* Begin Material provided *

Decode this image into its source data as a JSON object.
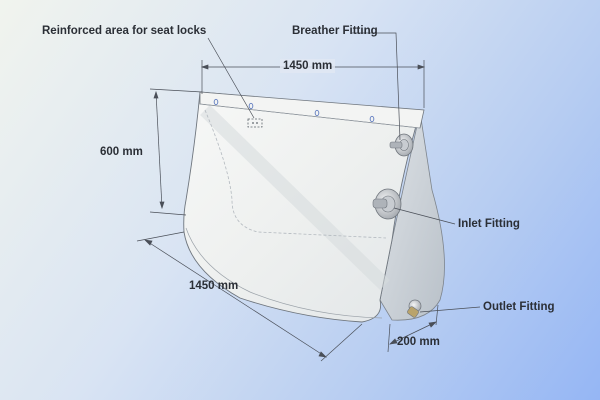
{
  "labels": {
    "seat_locks": "Reinforced area for seat locks",
    "breather": "Breather Fitting",
    "inlet": "Inlet Fitting",
    "outlet": "Outlet Fitting"
  },
  "dimensions": {
    "top_length": "1450 mm",
    "height": "600 mm",
    "bottom_length": "1450 mm",
    "depth": "200 mm"
  },
  "colors": {
    "tank_front": "#f5f6f4",
    "tank_side": "#cdd3d9",
    "dimension_line": "#4a4f58",
    "fitting": "#a0a4aa"
  }
}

* End Material provided *

**What you have to do**
Can you repeat every record above exactly, apart from the pictures?

**The output**
Decode this image into its source data as a JSON object.
{
  "labels": {
    "seat_locks": "Reinforced area for seat locks",
    "breather": "Breather Fitting",
    "inlet": "Inlet Fitting",
    "outlet": "Outlet Fitting"
  },
  "dimensions": {
    "top_length": "1450 mm",
    "height": "600 mm",
    "bottom_length": "1450 mm",
    "depth": "200 mm"
  },
  "colors": {
    "tank_front": "#f5f6f4",
    "tank_side": "#cdd3d9",
    "dimension_line": "#4a4f58",
    "fitting": "#a0a4aa"
  }
}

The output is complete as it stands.